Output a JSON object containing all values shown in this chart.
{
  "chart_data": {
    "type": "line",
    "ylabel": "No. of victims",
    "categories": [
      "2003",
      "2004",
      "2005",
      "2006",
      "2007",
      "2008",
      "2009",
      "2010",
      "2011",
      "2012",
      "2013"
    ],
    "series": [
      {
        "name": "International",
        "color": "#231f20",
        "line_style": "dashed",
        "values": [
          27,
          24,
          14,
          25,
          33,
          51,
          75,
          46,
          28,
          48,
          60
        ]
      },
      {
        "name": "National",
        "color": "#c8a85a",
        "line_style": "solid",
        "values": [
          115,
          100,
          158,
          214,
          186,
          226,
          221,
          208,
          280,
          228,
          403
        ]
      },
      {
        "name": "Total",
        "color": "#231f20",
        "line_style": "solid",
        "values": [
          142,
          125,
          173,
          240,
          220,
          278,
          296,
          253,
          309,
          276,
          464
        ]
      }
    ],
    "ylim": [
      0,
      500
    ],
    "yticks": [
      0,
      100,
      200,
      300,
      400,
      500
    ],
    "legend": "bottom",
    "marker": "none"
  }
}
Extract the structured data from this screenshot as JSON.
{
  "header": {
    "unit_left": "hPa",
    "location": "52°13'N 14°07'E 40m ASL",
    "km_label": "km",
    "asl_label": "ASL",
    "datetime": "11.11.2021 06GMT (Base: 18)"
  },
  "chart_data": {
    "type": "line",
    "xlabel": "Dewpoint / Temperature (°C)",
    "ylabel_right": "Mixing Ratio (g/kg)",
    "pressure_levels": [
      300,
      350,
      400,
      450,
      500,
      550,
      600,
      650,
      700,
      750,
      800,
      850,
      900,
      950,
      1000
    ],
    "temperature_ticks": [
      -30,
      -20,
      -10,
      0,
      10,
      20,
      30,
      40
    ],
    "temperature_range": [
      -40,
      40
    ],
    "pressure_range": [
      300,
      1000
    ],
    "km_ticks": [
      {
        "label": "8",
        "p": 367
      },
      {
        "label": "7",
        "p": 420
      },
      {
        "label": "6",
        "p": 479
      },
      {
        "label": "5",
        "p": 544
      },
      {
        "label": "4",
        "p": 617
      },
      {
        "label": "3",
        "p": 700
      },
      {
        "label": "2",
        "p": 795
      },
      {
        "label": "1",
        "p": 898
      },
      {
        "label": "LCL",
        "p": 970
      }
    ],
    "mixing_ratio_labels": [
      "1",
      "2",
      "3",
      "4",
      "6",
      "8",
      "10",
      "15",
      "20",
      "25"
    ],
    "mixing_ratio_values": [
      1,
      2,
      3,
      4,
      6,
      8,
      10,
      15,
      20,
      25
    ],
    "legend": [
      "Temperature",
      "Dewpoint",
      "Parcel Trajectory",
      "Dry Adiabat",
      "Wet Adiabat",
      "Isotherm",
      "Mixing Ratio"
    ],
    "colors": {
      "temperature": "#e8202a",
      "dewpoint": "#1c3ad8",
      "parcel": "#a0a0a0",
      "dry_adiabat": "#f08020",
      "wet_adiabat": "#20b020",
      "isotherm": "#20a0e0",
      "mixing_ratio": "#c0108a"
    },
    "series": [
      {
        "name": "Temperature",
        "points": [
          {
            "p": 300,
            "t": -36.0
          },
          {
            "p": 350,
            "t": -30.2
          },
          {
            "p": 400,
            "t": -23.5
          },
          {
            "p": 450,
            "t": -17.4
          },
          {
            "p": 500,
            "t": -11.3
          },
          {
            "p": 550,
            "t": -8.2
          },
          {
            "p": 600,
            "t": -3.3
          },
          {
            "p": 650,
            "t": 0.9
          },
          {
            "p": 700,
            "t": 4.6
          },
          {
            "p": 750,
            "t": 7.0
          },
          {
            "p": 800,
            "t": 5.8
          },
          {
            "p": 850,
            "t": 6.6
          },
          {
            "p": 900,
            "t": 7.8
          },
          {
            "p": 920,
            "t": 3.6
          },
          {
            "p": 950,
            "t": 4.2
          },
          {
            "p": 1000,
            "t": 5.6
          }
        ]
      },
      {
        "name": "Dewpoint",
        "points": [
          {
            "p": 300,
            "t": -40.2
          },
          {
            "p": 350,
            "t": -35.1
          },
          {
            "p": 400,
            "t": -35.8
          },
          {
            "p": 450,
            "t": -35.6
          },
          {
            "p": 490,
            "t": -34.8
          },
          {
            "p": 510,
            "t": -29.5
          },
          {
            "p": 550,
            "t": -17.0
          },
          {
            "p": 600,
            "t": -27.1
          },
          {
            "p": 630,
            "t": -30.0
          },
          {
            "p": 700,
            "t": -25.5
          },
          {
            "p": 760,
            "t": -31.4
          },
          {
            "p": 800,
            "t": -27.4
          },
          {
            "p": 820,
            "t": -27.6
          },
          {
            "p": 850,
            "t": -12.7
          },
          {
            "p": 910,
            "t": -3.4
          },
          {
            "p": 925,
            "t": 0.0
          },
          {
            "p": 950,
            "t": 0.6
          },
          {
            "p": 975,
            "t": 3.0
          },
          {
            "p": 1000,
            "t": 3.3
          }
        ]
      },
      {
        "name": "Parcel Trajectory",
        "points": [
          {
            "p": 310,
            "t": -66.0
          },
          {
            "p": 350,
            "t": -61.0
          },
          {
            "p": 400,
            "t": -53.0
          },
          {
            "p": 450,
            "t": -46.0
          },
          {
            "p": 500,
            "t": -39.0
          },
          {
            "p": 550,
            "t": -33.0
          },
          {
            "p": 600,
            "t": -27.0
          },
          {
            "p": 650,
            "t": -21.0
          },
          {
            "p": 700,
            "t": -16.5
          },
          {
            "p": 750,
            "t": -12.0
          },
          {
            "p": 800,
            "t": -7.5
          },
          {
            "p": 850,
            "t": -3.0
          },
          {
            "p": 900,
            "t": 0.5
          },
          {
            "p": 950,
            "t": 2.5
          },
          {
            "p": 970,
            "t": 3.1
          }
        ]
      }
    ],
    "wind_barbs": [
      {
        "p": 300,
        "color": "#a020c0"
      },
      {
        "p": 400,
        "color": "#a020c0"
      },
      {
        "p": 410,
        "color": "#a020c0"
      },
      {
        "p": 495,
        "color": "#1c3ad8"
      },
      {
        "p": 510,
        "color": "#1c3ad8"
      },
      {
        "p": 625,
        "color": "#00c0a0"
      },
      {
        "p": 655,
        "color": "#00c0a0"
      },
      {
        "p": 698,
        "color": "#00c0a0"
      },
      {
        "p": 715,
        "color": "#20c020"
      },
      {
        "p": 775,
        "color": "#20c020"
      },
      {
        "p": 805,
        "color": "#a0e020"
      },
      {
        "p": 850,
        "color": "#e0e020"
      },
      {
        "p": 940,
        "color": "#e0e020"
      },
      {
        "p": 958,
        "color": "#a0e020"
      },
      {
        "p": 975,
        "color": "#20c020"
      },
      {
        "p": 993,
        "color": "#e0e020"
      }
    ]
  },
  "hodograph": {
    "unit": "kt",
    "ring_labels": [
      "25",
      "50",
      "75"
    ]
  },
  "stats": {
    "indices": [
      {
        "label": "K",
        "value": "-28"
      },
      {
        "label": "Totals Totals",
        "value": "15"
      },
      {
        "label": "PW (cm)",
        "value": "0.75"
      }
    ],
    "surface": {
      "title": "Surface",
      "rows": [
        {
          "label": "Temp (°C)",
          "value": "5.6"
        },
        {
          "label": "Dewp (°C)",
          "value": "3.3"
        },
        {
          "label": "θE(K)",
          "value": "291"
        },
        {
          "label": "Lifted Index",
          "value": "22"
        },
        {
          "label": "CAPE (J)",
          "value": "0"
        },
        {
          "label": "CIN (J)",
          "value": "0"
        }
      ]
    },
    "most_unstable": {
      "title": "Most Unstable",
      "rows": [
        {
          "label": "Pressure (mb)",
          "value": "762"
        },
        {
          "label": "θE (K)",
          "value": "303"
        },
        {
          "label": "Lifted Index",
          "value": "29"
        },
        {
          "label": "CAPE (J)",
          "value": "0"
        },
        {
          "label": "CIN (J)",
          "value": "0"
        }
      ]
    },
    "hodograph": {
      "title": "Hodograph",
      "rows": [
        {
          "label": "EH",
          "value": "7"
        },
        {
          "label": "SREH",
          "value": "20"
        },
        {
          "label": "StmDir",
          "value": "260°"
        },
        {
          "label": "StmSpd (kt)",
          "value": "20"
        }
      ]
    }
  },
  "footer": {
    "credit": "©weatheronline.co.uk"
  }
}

#### AIM:
Collect every line above that contains the word "title".

#### SOLVED EXERCISE:
      "title": "Surface",
      "title": "Most Unstable",
      "title": "Hodograph",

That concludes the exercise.